**Exercise material**
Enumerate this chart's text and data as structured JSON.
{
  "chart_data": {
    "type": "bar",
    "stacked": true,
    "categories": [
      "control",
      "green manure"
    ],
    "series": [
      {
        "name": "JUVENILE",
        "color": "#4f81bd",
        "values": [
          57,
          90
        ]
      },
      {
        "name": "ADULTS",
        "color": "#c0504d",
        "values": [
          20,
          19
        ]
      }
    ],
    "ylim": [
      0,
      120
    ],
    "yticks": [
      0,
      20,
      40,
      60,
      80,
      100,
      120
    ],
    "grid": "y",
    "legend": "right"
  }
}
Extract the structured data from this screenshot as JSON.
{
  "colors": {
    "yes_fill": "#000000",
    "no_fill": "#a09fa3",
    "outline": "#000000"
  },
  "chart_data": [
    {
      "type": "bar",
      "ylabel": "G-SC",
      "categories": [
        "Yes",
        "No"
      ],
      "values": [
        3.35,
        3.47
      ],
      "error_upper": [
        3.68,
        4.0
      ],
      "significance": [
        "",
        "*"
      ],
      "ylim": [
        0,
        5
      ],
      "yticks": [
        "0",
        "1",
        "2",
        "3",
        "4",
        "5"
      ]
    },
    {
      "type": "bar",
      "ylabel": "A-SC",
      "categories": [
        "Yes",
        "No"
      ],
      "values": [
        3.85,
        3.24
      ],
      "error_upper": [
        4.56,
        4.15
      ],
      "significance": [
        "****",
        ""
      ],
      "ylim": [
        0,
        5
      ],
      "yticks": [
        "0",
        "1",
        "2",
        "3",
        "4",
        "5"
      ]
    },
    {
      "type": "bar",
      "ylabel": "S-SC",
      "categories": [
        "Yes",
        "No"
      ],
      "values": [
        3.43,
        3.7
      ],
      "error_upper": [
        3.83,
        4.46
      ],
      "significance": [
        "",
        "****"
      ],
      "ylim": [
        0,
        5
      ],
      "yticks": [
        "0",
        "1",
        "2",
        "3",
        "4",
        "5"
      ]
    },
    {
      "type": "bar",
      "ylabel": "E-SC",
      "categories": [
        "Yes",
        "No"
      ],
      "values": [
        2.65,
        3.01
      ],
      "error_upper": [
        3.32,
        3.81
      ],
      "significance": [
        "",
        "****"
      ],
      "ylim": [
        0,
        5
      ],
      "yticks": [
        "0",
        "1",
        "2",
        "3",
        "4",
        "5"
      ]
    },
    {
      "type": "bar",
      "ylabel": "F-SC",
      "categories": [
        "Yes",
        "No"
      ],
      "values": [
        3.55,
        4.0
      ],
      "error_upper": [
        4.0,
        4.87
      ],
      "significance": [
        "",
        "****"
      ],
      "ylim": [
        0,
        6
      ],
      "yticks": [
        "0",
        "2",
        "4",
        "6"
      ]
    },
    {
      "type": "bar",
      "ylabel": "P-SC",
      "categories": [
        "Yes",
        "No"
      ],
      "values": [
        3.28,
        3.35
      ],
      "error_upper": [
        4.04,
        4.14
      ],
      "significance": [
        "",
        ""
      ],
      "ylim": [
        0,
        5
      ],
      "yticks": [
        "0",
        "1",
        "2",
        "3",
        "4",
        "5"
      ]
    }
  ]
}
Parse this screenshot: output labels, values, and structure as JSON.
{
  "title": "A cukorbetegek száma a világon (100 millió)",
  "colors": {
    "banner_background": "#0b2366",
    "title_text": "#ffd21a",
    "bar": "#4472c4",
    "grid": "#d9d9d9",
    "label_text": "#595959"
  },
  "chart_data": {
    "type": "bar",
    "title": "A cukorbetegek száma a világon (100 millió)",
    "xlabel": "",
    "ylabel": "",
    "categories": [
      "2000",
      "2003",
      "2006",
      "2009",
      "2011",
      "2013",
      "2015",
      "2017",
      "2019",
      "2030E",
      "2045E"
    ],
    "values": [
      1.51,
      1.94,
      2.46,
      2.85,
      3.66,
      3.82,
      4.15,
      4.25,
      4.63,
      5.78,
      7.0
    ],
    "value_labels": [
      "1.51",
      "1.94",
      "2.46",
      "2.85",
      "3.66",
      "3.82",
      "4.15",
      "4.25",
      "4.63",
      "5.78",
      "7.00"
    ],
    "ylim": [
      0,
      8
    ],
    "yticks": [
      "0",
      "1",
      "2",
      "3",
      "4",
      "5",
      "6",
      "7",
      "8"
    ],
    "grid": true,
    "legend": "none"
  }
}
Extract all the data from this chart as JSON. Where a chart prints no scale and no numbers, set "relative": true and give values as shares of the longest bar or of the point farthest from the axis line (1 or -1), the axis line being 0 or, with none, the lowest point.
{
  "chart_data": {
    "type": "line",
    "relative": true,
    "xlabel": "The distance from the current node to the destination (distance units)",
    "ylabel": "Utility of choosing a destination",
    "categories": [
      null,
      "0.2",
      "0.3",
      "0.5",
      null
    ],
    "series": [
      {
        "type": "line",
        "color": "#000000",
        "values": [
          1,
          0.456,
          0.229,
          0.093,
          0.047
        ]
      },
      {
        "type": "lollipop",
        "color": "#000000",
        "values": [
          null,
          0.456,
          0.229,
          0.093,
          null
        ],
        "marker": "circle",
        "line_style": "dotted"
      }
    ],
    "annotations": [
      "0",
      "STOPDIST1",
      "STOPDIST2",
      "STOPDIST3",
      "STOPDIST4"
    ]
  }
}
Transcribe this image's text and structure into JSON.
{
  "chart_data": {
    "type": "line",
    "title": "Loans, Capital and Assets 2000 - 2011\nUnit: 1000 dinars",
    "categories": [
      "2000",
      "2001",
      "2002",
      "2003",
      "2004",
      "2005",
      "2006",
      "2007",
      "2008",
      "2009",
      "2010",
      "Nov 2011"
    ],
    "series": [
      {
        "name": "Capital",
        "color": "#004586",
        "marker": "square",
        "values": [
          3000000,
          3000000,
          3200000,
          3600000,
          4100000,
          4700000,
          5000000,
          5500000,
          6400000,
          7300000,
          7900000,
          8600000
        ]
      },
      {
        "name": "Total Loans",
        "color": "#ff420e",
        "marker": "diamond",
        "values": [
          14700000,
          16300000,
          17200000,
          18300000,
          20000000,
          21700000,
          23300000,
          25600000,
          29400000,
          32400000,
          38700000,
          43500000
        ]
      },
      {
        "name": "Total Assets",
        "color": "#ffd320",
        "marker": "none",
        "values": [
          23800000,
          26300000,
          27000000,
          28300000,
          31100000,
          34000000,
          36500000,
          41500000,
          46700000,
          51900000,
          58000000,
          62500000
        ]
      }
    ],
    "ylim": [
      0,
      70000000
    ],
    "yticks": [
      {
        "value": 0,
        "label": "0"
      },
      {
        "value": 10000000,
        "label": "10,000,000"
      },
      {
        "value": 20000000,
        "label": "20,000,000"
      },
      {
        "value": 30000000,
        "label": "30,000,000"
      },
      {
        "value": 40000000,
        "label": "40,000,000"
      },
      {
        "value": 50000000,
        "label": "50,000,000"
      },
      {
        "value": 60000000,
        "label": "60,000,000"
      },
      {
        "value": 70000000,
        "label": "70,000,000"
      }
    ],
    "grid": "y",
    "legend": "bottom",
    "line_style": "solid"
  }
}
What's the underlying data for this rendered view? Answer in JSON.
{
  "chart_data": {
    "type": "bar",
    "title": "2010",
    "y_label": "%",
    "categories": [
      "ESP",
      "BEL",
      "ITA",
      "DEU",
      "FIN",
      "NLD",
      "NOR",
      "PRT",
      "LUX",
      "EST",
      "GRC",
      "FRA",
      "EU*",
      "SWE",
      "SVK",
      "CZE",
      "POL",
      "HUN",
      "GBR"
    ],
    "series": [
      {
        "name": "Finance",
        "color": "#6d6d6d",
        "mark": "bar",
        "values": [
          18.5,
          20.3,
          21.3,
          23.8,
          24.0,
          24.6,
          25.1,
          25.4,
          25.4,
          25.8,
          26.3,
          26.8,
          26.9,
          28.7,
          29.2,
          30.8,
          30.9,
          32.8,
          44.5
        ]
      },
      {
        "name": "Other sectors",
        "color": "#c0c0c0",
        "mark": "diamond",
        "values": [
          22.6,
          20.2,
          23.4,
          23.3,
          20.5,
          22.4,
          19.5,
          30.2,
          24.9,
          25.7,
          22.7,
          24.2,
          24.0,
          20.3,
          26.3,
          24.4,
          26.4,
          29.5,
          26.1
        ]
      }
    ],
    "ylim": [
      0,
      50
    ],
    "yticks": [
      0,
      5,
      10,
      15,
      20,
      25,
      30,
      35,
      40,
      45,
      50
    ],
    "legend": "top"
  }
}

**Given instruction**
Go through the records and copy each line with "millió" in it.

**Finished task**
  "title": "A cukorbetegek száma a világon (100 millió)",
    "title": "A cukorbetegek száma a világon (100 millió)",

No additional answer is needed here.